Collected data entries
# # # # # # #
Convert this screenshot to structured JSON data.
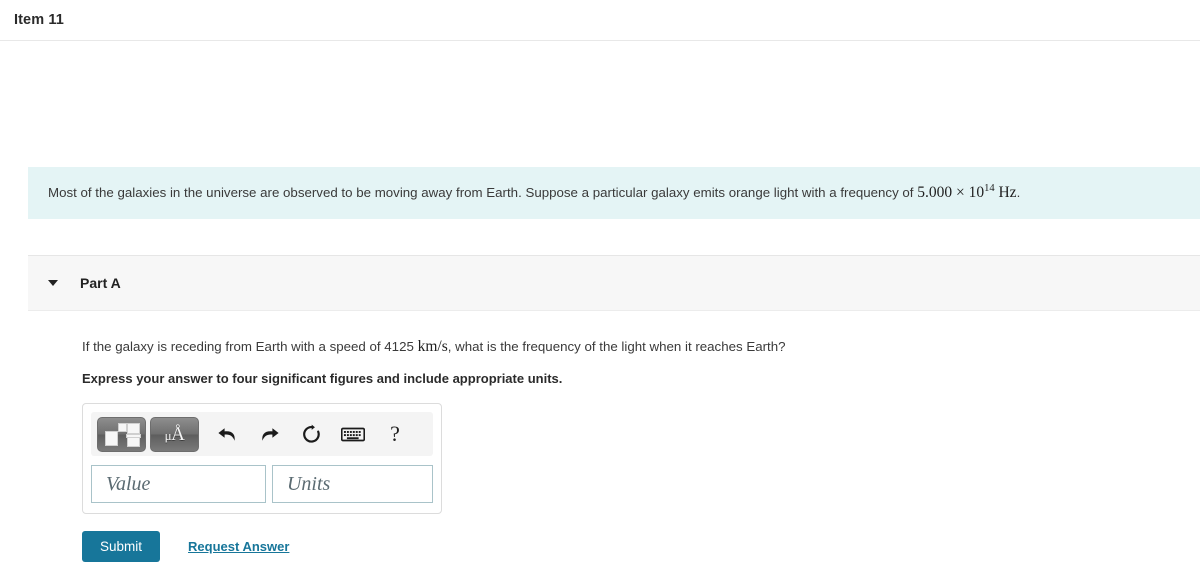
{
  "header": {
    "item_label": "Item 11"
  },
  "problem": {
    "text_before": "Most of the galaxies in the universe are observed to be moving away from Earth. Suppose a particular galaxy emits orange light with a frequency of ",
    "frequency_mantissa": "5.000",
    "frequency_times": "×",
    "frequency_base": "10",
    "frequency_exponent": "14",
    "frequency_unit": "Hz",
    "period": ".",
    "background_color": "#e4f4f5"
  },
  "part": {
    "label": "Part A",
    "caret_icon": "chevron-down-icon",
    "question_before": "If the galaxy is receding from Earth with a speed of 4125 ",
    "question_unit": "km/s",
    "question_after": ", what is the frequency of the light when it reaches Earth?",
    "instruction": "Express your answer to four significant figures and include appropriate units."
  },
  "answer_widget": {
    "toolbar": {
      "template_button": {
        "name": "math-template-button",
        "tooltip": "Templates"
      },
      "units_button": {
        "name": "units-button",
        "mu": "μ",
        "angstrom": "Å"
      },
      "undo": "undo-icon",
      "redo": "redo-icon",
      "reset": "reset-icon",
      "keyboard": "keyboard-icon",
      "help": "?"
    },
    "value_field": {
      "placeholder": "Value",
      "value": ""
    },
    "units_field": {
      "placeholder": "Units",
      "value": ""
    }
  },
  "actions": {
    "submit_label": "Submit",
    "request_answer_label": "Request Answer",
    "accent_color": "#17769a"
  }
}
# # # # # # #
### Task objective
Every entry must be reproduced exactly, with the images left out.

### Result
Convert this screenshot to structured JSON data.
{
  "header": {
    "item_label": "Item 11"
  },
  "problem": {
    "text_before": "Most of the galaxies in the universe are observed to be moving away from Earth. Suppose a particular galaxy emits orange light with a frequency of ",
    "frequency_mantissa": "5.000",
    "frequency_times": "×",
    "frequency_base": "10",
    "frequency_exponent": "14",
    "frequency_unit": "Hz",
    "period": ".",
    "background_color": "#e4f4f5"
  },
  "part": {
    "label": "Part A",
    "caret_icon": "chevron-down-icon",
    "question_before": "If the galaxy is receding from Earth with a speed of 4125 ",
    "question_unit": "km/s",
    "question_after": ", what is the frequency of the light when it reaches Earth?",
    "instruction": "Express your answer to four significant figures and include appropriate units."
  },
  "answer_widget": {
    "toolbar": {
      "template_button": {
        "name": "math-template-button",
        "tooltip": "Templates"
      },
      "units_button": {
        "name": "units-button",
        "mu": "μ",
        "angstrom": "Å"
      },
      "undo": "undo-icon",
      "redo": "redo-icon",
      "reset": "reset-icon",
      "keyboard": "keyboard-icon",
      "help": "?"
    },
    "value_field": {
      "placeholder": "Value",
      "value": ""
    },
    "units_field": {
      "placeholder": "Units",
      "value": ""
    }
  },
  "actions": {
    "submit_label": "Submit",
    "request_answer_label": "Request Answer",
    "accent_color": "#17769a"
  }
}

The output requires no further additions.